### Directions
Reproduce the entries below verbatim, beginning with the line that contains "chart-title: Outbound Tender" and continuing through the line that contains "axis-label: 21 [309, 460, 325, 475]", with both of those lines included.

### Input data
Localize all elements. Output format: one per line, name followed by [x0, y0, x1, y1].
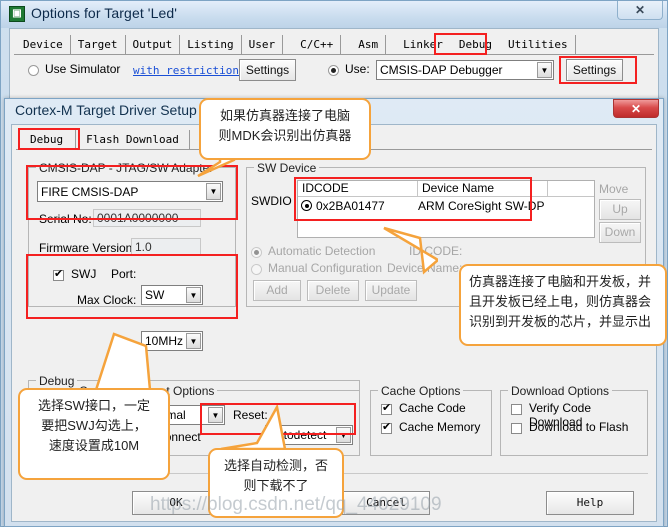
keil-target-icon: ▣	[9, 6, 25, 22]
debugger-select-value: CMSIS-DAP Debugger	[380, 63, 503, 77]
move-up-button[interactable]: Up	[599, 199, 641, 220]
tab-target[interactable]: Target	[71, 35, 126, 54]
cache-memory-label: Cache Memory	[399, 420, 481, 434]
callout-swj-line-1: 选择SW接口，一定	[38, 398, 150, 413]
download-options-legend: Download Options	[508, 384, 613, 398]
options-window-title: Options for Target 'Led'	[31, 5, 178, 21]
callout-reset: 选择自动检测，否 则下载不了	[208, 448, 344, 518]
debug-group-legend: Debug	[36, 374, 78, 388]
cache-options-legend: Cache Options	[378, 384, 464, 398]
tabstrip-underline	[14, 54, 654, 55]
serial-no-value: 0001A0000000	[93, 209, 201, 227]
download-options-group: Download Options Verify Code Download Do…	[500, 384, 648, 456]
cortex-close-button[interactable]: ✕	[613, 99, 659, 118]
chevron-down-icon[interactable]: ▼	[186, 333, 201, 349]
firmware-version-value: 1.0	[131, 238, 201, 256]
callout-adapter: 如果仿真器连接了电脑 则MDK会识别出仿真器	[199, 98, 371, 160]
tab-linker[interactable]: Linker	[396, 35, 450, 54]
swj-checkbox[interactable]	[53, 268, 64, 281]
close-button[interactable]: ✕	[617, 1, 663, 20]
cortex-window-title: Cortex-M Target Driver Setup	[15, 102, 197, 118]
callout-device-line-3: 识别到开发板的芯片，并显示出	[469, 314, 652, 330]
download-to-flash-label: Download to Flash	[529, 420, 629, 434]
swj-label: SWJ	[71, 267, 97, 281]
use-debugger-radio[interactable]	[328, 65, 339, 76]
adapter-select[interactable]: FIRE CMSIS-DAP ▼	[37, 181, 223, 202]
tab-device[interactable]: Device	[16, 35, 71, 54]
cortex-tabstrip: Debug Flash Download	[18, 130, 190, 149]
settings-left-button[interactable]: Settings	[239, 59, 296, 81]
callout-adapter-line-2: 则MDK会识别出仿真器	[218, 128, 352, 144]
chevron-down-icon[interactable]: ▼	[336, 427, 351, 443]
chevron-down-icon[interactable]: ▼	[186, 287, 201, 303]
max-clock-label: Max Clock:	[77, 293, 137, 307]
ok-button[interactable]: OK	[132, 491, 220, 515]
callout-swj-line-3: 速度设置成10M	[48, 438, 140, 454]
cache-code-label: Cache Code	[399, 401, 466, 415]
row-idcode-cell: 0x2BA01477	[298, 199, 418, 213]
tab-debug[interactable]: Debug	[450, 35, 501, 54]
sw-device-table-header: IDCODE Device Name	[298, 181, 594, 197]
use-simulator-label: Use Simulator	[45, 62, 121, 76]
tab-cortex-flash-download[interactable]: Flash Download	[76, 130, 190, 149]
row-idcode-value: 0x2BA01477	[316, 198, 385, 213]
debug-driver-row: Use Simulator with restrictions Settings…	[28, 59, 658, 83]
add-button[interactable]: Add	[253, 280, 301, 301]
column-idcode: IDCODE	[298, 181, 418, 196]
port-select[interactable]: SW ▼	[141, 285, 203, 305]
callout-reset-line-2: 则下载不了	[243, 478, 309, 494]
cancel-button[interactable]: Cancel	[342, 491, 430, 515]
use-label: Use:	[345, 62, 370, 76]
tab-output[interactable]: Output	[126, 35, 181, 54]
cache-code-checkbox[interactable]	[381, 402, 392, 415]
column-blank	[548, 181, 594, 196]
port-label: Port:	[111, 267, 137, 281]
automatic-detection-radio[interactable]	[251, 247, 262, 258]
verify-code-download-checkbox[interactable]	[511, 404, 522, 415]
move-down-button[interactable]: Down	[599, 222, 641, 243]
column-device-name: Device Name	[418, 181, 548, 196]
callout-device: 仿真器连接了电脑和开发板，并 且开发板已经上电，则仿真器会 识别到开发板的芯片，…	[459, 264, 667, 346]
manual-configuration-radio[interactable]	[251, 264, 262, 275]
settings-right-button[interactable]: Settings	[566, 59, 623, 81]
use-simulator-radio[interactable]	[28, 65, 39, 76]
with-restrictions-link[interactable]: with restrictions	[133, 64, 246, 77]
callout-swj-line-2: 要把SWJ勾选上，	[41, 418, 147, 434]
table-row[interactable]: 0x2BA01477 ARM CoreSight SW-DP	[298, 197, 594, 214]
debugger-select[interactable]: CMSIS-DAP Debugger ▼	[376, 60, 554, 80]
chevron-down-icon[interactable]: ▼	[537, 62, 552, 78]
swdio-label: SWDIO	[251, 194, 292, 208]
options-tabstrip: Device Target Output Listing User C/C++ …	[16, 35, 576, 54]
firmware-version-label: Firmware Version:	[39, 241, 136, 255]
tab-c-cpp[interactable]: C/C++	[293, 35, 342, 54]
callout-device-line-2: 且开发板已经上电，则仿真器会	[469, 294, 652, 310]
serial-no-label: Serial No:	[39, 212, 92, 226]
help-button[interactable]: Help	[546, 491, 634, 515]
tab-asm[interactable]: Asm	[351, 35, 387, 54]
tab-utilities[interactable]: Utilities	[501, 35, 576, 54]
cmsis-dap-adapter-group: CMSIS-DAP - JTAG/SW Adapter FIRE CMSIS-D…	[28, 161, 236, 351]
callout-reset-line-1: 选择自动检测，否	[223, 458, 328, 473]
tab-user[interactable]: User	[242, 35, 284, 54]
options-titlebar: ▣ Options for Target 'Led' ✕	[1, 1, 667, 28]
callout-device-tail	[328, 222, 438, 292]
row-device-name-value: ARM CoreSight SW-DP	[418, 198, 545, 213]
tab-listing[interactable]: Listing	[180, 35, 242, 54]
callout-device-line-1: 仿真器连接了电脑和开发板，并	[469, 274, 652, 289]
callout-adapter-line-1: 如果仿真器连接了电脑	[219, 108, 350, 123]
download-to-flash-checkbox[interactable]	[511, 423, 522, 434]
selected-device-icon	[301, 200, 312, 211]
cache-memory-checkbox[interactable]	[381, 421, 392, 434]
move-label: Move	[599, 182, 629, 196]
tab-cortex-debug[interactable]: Debug	[18, 130, 77, 149]
adapter-group-legend: CMSIS-DAP - JTAG/SW Adapter	[36, 161, 217, 175]
adapter-select-value: FIRE CMSIS-DAP	[41, 185, 139, 199]
port-select-value: SW	[145, 288, 165, 302]
chevron-down-icon[interactable]: ▼	[206, 183, 221, 200]
cache-options-group: Cache Options Cache Code Cache Memory	[370, 384, 492, 456]
callout-swj: 选择SW接口，一定 要把SWJ勾选上， 速度设置成10M	[18, 388, 170, 480]
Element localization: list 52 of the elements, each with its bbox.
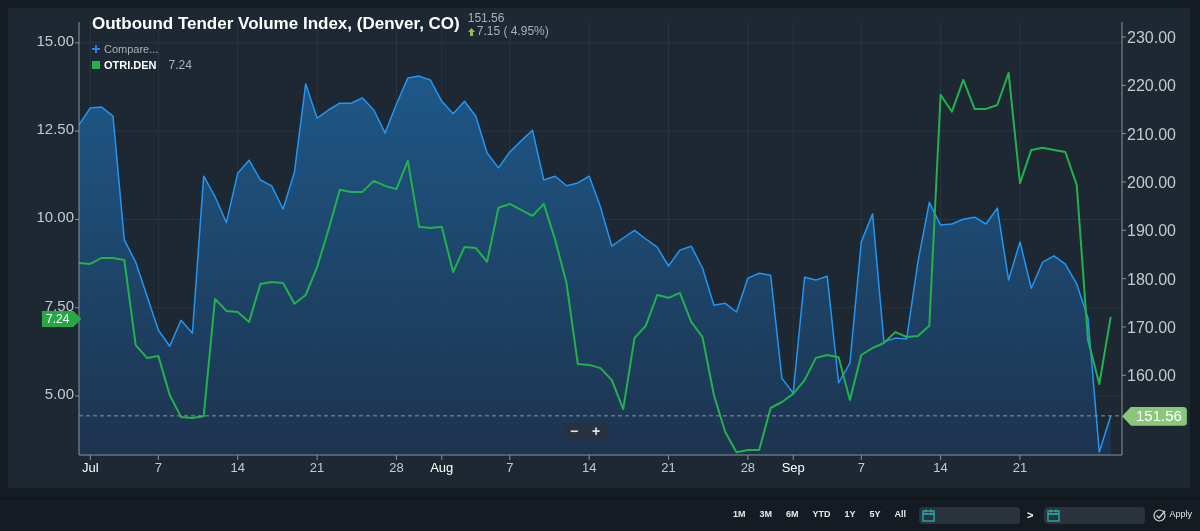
chart-title: Outbound Tender Volume Index, (Denver, CO) [92, 13, 460, 35]
axis-label: 7 [506, 460, 514, 475]
change-value: 7.15 ( 4.95%) [476, 25, 549, 38]
axis-label: Sep [781, 460, 805, 475]
axis-label: 190.00 [1127, 222, 1176, 240]
calendar-icon [922, 508, 936, 522]
axis-label: 14 [581, 460, 597, 475]
axis-label: 28 [389, 460, 404, 475]
compare-link[interactable]: Compare... [104, 40, 159, 58]
apply-button[interactable]: Apply [1153, 508, 1192, 522]
axis-label: 5.00 [44, 385, 74, 402]
axis-label: 21 [1012, 460, 1028, 475]
axis-label: Aug [430, 460, 454, 475]
axis-label: 180.00 [1127, 270, 1176, 288]
range-button[interactable]: 1Y [839, 505, 861, 525]
calendar-icon [1047, 508, 1061, 522]
value-tag: 151.56 [1122, 406, 1187, 426]
range-button[interactable]: YTD [807, 505, 836, 525]
axis-label: 14 [933, 460, 948, 475]
range-button[interactable]: 3M [754, 505, 777, 525]
legend-value: 7.24 [168, 57, 192, 74]
axis-label: 230.00 [1127, 29, 1176, 46]
axis-label: Jul [82, 460, 99, 475]
axis-label: 7 [154, 460, 162, 475]
zoom-button[interactable]: − [563, 423, 585, 440]
axis-label: 160.00 [1127, 367, 1176, 385]
axis-label: 10.00 [36, 208, 74, 226]
date-field[interactable] [919, 506, 1021, 524]
axis-label: 200.00 [1127, 173, 1176, 191]
check-circle-icon [1153, 508, 1167, 522]
plus-icon[interactable] [92, 45, 100, 53]
last-value: 151.56 [467, 12, 506, 25]
axis-label: 7 [857, 460, 865, 475]
axis-label: 170.00 [1127, 318, 1176, 336]
axis-label: 28 [740, 460, 756, 475]
range-button[interactable]: 5Y [864, 505, 886, 525]
axis-label: 21 [661, 460, 676, 475]
axis-label: 210.00 [1127, 125, 1176, 143]
legend-label: OTRI.DEN [104, 57, 157, 73]
range-separator: > [1026, 507, 1035, 523]
up-arrow-icon [467, 27, 475, 36]
axis-label: 14 [230, 460, 245, 475]
axis-label: 220.00 [1127, 77, 1176, 95]
axis-label: 21 [309, 460, 325, 475]
range-button[interactable]: All [889, 505, 912, 525]
range-button[interactable]: 1M [727, 505, 751, 525]
date-field[interactable] [1044, 506, 1146, 524]
axis-label: 12.50 [36, 120, 74, 138]
range-button[interactable]: 6M [781, 505, 804, 525]
zoom-button[interactable]: + [585, 423, 607, 440]
axis-label: 15.00 [36, 31, 74, 49]
value-tag: 7.24 [42, 310, 82, 327]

### In response
chart-title: Outbound Tender Volume Index, (Denver, CO) [92, 13, 460, 35]
axis-label: 7 [506, 460, 514, 475]
change-value: 7.15 ( 4.95%) [476, 25, 549, 38]
axis-label: Sep [781, 460, 805, 475]
axis-label: 190.00 [1127, 222, 1176, 240]
calendar-icon [922, 508, 936, 522]
axis-label: 14 [581, 460, 597, 475]
axis-label: 28 [389, 460, 404, 475]
compare-link[interactable]: Compare... [104, 40, 159, 58]
apply-button[interactable]: Apply [1153, 508, 1192, 522]
axis-label: 5.00 [44, 385, 74, 402]
axis-label: 21 [1012, 460, 1028, 475]
axis-label: Aug [430, 460, 454, 475]
axis-label: 180.00 [1127, 270, 1176, 288]
range-button[interactable]: 1Y [839, 505, 861, 525]
calendar-icon [1047, 508, 1061, 522]
value-tag: 151.56 [1122, 406, 1187, 426]
range-button[interactable]: YTD [807, 505, 836, 525]
axis-label: 14 [933, 460, 948, 475]
range-button[interactable]: 3M [754, 505, 777, 525]
legend-value: 7.24 [168, 57, 192, 74]
axis-label: 230.00 [1127, 29, 1176, 46]
axis-label: Jul [82, 460, 99, 475]
axis-label: 7 [154, 460, 162, 475]
zoom-button[interactable]: − [563, 423, 585, 440]
axis-label: 160.00 [1127, 367, 1176, 385]
axis-label: 10.00 [36, 208, 74, 226]
date-field[interactable] [919, 506, 1021, 524]
axis-label: 200.00 [1127, 173, 1176, 191]
check-circle-icon [1153, 508, 1167, 522]
plus-icon[interactable] [92, 45, 100, 53]
last-value: 151.56 [467, 12, 506, 25]
axis-label: 7 [857, 460, 865, 475]
axis-label: 170.00 [1127, 318, 1176, 336]
axis-label: 28 [740, 460, 756, 475]
range-button[interactable]: 5Y [864, 505, 886, 525]
axis-label: 21 [661, 460, 676, 475]
axis-label: 210.00 [1127, 125, 1176, 143]
legend-label: OTRI.DEN [104, 57, 157, 73]
range-separator: > [1026, 507, 1035, 523]
up-arrow-icon [467, 27, 475, 36]
axis-label: 14 [230, 460, 245, 475]
axis-label: 220.00 [1127, 77, 1176, 95]
axis-label: 21 [309, 460, 325, 475]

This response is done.